▸ PASSAGE
From “Without Name” on, it seems like there’s this ongoing fascination with a person’s connection to their environment and what ownership they have over it. I wonder if that’s generally a starting place or it just crept its way into this one.
I suppose it is. In this film, it’s probably connected to colonialism in terms of land grabbing. Ireland was colonized by the British, and with that comes the idea of property and owning stuff, so that probably has become a theme that’s running through our films. It was a strange process on this film. It really started with an interest in placebos and nocebos and how they’re connected to shamanism and paganism, which was prevalent in Ireland pre-Christianity and in the Philippines. But in our research, we started discovering more and more about faith healing and contemporary shamanism that exists in the Philippines, so we started doing research into that. Because the Philippines was colonized by the Spanish and still had all those quite corrupt governments and was allowing western countries exploit its natural resources, which includes manufacturing and exploitation of people, but also the exploitation of minerals and oil and all that, Garret and I got a little bit of a research grant and decided to go over to the island of Cebu, an area where there’s still quite a lot of faith healing. Beside that, there’s a little island called Siquijor that’s famous in the Philippines as the “island of the witches,” so we met faith healers and shamans and witch doctors as well as visited garment factories and the industrial areas around Cebu City. We could see that there was this interesting connection between Irish and Filipino folklore and how they are interconnected with colonialism.
What was it like to figure out a production across two continents?
[Once] we had a kind of framework for the story, I pitched it in China at a co-production market in Macau and we found Filipino co-producers because we knew if we were going to continue to develop the story, we wanted to do it as a proper co-production and Epic Media came onboard and they helped cast it with finding Chai, who Cebuano as well and I also brought on Antonio Buencamino, a composer from Manila who was able to bring in a lot of the indigenous instrumentation from the Visayan region and incorporate it into the film as well. Then when we knew we were going to progress with the film as an Irish-Filipino co-production, authenticity was obviously going to be really important, so we wanted to make sure the scenes that were set there were coming from a place of authenticity, so we wanted to bring on a writer from Cebu and we met Ara [Chawdhary], who’s brilliant. She and Garret wrote some scenes and sent it back and forth between them and then she also worked on the spells – she’s kind of into witchcraft and all that kind of stuff, so she was able to write dialogue as well because a lot of it’s not Tagalog, it’s in Cebuono.I’ve always wondered about your collaboration with Garret, is there a point where he goes off and does his own thing or are you working on the script together throughout?

▸ MATERIAL SUPPLIED
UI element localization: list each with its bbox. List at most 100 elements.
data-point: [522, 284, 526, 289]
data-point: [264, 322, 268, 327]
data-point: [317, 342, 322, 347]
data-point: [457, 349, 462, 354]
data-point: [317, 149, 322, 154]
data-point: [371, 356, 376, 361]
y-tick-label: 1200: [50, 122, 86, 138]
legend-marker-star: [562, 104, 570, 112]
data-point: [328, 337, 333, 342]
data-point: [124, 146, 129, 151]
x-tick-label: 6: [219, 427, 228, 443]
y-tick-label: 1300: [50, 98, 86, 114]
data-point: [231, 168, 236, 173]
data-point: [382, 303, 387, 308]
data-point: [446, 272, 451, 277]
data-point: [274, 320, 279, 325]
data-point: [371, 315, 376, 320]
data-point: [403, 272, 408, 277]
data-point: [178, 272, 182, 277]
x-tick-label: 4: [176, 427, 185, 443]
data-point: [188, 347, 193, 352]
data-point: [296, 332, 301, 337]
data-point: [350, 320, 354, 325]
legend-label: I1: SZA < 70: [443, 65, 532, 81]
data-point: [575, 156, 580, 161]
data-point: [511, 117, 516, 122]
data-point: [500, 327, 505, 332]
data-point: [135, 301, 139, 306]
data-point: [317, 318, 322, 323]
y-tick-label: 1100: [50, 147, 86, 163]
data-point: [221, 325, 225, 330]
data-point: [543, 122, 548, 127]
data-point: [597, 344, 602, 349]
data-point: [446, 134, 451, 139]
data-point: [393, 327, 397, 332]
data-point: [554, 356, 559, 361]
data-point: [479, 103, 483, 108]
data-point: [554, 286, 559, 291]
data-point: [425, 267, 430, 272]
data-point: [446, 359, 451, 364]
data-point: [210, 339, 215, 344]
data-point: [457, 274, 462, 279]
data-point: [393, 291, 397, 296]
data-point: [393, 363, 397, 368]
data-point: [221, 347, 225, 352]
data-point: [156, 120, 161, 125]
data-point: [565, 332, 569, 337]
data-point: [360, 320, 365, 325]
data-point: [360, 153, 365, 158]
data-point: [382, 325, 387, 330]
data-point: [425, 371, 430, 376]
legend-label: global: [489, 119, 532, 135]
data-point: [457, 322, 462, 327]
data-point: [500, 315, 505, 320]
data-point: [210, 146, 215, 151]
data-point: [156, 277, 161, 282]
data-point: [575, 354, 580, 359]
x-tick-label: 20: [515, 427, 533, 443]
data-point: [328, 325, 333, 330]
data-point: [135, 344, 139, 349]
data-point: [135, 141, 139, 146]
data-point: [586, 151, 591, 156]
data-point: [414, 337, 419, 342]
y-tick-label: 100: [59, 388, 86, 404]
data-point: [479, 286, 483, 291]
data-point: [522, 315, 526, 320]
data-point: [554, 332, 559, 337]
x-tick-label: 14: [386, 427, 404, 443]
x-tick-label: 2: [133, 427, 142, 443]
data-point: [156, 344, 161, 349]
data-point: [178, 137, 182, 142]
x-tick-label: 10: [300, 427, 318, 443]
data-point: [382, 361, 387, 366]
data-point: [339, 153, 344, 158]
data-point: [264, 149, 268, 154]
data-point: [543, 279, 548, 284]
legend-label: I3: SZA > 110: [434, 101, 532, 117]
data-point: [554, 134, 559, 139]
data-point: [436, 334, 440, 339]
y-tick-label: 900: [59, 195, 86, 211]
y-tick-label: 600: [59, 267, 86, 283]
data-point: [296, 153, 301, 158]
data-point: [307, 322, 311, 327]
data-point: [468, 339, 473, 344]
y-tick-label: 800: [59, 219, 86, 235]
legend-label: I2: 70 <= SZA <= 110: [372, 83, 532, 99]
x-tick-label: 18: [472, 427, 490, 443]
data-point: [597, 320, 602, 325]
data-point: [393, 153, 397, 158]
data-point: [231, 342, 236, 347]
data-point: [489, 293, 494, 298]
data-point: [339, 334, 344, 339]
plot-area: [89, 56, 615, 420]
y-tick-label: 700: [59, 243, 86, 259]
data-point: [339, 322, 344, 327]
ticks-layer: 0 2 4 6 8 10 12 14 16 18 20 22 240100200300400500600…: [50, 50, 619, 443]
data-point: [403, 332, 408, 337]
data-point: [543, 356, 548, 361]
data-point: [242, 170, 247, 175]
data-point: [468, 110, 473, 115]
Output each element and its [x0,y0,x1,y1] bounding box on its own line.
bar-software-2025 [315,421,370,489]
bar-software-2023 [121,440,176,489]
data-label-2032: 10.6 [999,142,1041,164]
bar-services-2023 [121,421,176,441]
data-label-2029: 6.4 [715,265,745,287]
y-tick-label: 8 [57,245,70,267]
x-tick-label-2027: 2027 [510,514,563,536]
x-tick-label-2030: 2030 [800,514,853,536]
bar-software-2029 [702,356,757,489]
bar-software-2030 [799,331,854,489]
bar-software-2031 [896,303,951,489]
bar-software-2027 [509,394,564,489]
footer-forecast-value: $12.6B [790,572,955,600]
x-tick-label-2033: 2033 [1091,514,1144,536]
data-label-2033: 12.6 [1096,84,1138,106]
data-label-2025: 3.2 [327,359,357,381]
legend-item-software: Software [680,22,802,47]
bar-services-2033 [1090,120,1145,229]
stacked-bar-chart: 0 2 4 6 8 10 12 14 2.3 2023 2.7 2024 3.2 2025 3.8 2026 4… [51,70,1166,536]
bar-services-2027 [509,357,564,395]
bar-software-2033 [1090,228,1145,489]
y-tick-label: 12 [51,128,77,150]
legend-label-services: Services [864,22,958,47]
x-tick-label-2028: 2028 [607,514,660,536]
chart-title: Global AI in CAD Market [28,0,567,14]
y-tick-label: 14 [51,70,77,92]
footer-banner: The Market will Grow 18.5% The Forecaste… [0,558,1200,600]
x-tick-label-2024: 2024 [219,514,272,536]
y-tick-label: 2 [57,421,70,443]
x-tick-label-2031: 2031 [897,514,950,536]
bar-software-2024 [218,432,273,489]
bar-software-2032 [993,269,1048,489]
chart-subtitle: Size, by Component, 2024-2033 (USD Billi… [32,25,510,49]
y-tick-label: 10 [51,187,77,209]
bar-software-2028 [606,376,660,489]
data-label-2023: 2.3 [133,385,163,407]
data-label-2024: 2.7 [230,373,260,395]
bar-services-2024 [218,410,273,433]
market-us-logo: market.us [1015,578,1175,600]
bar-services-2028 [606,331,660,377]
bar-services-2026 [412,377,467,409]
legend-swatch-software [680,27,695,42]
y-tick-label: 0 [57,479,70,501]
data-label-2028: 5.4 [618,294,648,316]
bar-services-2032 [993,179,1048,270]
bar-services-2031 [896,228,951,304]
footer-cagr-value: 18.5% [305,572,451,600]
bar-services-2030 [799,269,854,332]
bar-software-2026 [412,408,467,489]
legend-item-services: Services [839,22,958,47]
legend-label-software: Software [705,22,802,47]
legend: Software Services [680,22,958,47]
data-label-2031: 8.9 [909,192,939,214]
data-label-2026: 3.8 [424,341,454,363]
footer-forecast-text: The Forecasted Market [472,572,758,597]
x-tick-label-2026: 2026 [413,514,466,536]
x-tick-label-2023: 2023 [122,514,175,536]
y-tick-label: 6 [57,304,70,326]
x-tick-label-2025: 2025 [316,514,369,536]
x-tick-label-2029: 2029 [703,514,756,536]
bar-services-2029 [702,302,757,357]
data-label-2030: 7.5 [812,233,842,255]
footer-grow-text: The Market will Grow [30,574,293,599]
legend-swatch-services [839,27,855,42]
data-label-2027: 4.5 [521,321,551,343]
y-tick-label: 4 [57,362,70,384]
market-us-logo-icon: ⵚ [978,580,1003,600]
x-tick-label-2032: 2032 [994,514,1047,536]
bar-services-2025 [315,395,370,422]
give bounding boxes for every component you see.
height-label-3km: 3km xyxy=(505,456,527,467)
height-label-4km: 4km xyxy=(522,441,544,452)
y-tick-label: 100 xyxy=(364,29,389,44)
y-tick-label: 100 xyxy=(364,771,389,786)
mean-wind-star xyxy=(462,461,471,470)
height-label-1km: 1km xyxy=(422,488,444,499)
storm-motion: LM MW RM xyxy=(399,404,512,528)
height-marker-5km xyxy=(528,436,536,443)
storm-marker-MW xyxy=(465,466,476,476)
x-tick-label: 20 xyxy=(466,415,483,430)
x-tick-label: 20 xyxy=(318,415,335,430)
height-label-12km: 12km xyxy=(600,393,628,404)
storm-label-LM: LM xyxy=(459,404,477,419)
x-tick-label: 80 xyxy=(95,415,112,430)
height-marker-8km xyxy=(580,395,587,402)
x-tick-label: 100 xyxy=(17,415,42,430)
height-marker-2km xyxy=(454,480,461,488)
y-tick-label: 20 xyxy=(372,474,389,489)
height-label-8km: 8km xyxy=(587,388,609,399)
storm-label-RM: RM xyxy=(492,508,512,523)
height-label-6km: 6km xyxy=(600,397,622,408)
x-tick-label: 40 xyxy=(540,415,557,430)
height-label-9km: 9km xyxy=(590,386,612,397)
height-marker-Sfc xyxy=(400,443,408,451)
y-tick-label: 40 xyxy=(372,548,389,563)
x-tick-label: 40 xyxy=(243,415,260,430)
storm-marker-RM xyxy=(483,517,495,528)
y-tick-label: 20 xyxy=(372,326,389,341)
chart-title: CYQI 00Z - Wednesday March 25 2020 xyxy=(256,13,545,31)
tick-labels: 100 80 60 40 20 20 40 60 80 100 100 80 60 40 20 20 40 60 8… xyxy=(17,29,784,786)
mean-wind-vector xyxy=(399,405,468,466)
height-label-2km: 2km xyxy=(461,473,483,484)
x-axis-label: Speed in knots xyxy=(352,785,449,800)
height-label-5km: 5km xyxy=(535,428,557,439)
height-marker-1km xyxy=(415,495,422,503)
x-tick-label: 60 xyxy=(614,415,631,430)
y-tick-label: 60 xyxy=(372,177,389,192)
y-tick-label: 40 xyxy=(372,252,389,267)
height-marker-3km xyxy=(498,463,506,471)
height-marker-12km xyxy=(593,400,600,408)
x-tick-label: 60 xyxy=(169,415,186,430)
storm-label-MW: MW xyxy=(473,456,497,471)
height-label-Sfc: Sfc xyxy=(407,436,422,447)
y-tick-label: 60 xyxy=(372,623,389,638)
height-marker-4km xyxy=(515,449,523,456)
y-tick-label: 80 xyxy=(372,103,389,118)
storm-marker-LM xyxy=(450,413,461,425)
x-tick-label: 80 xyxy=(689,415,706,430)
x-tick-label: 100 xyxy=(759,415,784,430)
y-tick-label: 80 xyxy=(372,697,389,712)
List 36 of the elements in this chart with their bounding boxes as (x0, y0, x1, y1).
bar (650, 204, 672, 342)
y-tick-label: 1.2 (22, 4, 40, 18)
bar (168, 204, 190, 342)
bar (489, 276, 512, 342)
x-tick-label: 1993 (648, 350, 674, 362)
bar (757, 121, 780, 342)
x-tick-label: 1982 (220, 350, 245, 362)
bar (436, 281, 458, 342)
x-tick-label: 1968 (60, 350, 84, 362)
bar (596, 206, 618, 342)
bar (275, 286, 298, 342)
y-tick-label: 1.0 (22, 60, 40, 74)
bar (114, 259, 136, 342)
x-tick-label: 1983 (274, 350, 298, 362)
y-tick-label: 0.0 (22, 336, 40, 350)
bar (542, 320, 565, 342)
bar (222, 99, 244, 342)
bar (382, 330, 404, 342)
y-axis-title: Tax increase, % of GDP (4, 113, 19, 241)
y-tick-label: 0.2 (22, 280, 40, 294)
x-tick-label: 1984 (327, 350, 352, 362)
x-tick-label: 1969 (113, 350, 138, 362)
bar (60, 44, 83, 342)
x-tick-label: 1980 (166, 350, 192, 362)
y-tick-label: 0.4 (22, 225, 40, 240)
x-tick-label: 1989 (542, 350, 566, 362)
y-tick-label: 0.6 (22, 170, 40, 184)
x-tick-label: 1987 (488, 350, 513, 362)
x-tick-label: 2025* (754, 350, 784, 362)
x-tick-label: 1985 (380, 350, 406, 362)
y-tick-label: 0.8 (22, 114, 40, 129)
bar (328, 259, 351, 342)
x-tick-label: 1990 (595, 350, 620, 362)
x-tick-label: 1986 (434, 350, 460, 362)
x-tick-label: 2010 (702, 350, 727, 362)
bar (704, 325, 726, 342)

▸ REQUIRED WORK
a. Do these statements agree with the interview about the Irish-Filipino film? For each, answer yes or no and quote the words of the interview that decide it.
(i) The composer Antonio Buencamino comes from Manila.
(ii) The story was pitched at a co-production market in Macau.
(iii) The Philippines was colonized by the British.
b. Answer these questions from the interview about the Irish-Filipino film.
(i) Which island is famous in the Philippines as the "island of the witches"?
(ii) Which company came onboard as the Filipino co-producer?
(iii) What is the name of the writer from Cebu?
c. Please carry on the interview about the Irish-Filipino film from its last sentence.

▸ TASK RESULTS
a.
(i) Yes: "a composer from Manila"
(ii) Yes: "I pitched it in China at a co-production market in Macau"
(iii) No: "the Philippines was colonized by the Spanish"

b.
(i) Siquijor
(ii) Epic Media
(iii) Ara Chawdhary

c.
No, it’s a back and forth. A lot of our projects take years to get made. We probably started this before “Vivarium” was even finished, so we share images a lot of the time and watch a lot of documentaries that are related to things, but we really start with a theme and from there, the visuals happen in an organic way. Then also working with my [cinematographer], we start it into another avenue of visual research to come up with the look for the film.
The use of color in this is particularly striking when the bold colors seem inherent to the Philippines, but more artificial in Christine’s world. Was that a foundational idea?
I’ve spent a lot of time in East Asia over the years in general and the use of color in those countries always tends to be a bit more bold, especially the really bright greens and pinks. You see them everywhere in curtains and fabrics as well as paint. Then I wanted the British part to feel colder as well, not just physically, butter the temperature to be cooler and for there to be a harsh contrast between the two worlds because I didn’t want that cliched thing where people cut to Mexico and there’s a yellow grade on everything. I wanted to grade to cross the two locations to be the same, but to have the color palette that’s within the actual design work to help the separation. A lot of the color palette for the interior of the house where Mark and Ava’s characters live is all actually based on colonial colors from the British empire that they used in their grand houses.
That entire world of children’s clothing and the brand around it seems surreal – was it interesting to research?
Yeah, one of the kind of provocations for making the film was while we were researching — I had read about it at the time, but I did more research into it — the Kent X Factory Fire in Manila in 2015 where 72 people were trapped in a building that ended up on fire, and all those documentaries were coming out around fast fashion at that same period were really eye-opening. I’ve worked in TV commercials as well and I know how the whole marketing thing goes and how people can just borrow from different cultures to promote their brands. It’s quite insidious to the reality of the actual workers’ conditions when they have their main headquarters in London or something and it’s all nice and slick.
There’s an intensity to the closeups that was really effective as well. How did that make it into the visual language?
Yeah, we did go in for a lot of closeups on this film to bring the two female characters closer and closer together and to give people that feeling, but also there was a supernatural control going on within the environment, so the cinematography leaned into that. We did quite a few split-diopter shots to keep the two characters [unnaturally connected] like there’s a scene where Diana and then Christine are sitting on the bed together, but then Christine’s profile is a closeup and Diana’s closeup’s in focus too, giving the feeling that she’s somehow on the same plane or entering into her subconscious.
It would seem difficult to find an actress of a certain stature who could be so committed to this kind of role. Was it hard getting Eva onboard to go all in?
She read the script and really liked it, and we had a good chat. She really liked the themes that we were exploring and she’s quite political herself, particularly around human rights, so as soon as she said yes, she was committed 100 percent. I remember shooting, [thinking] “yeah, she just goes for it.”
Was there a particularly crazy day of shooting on this one?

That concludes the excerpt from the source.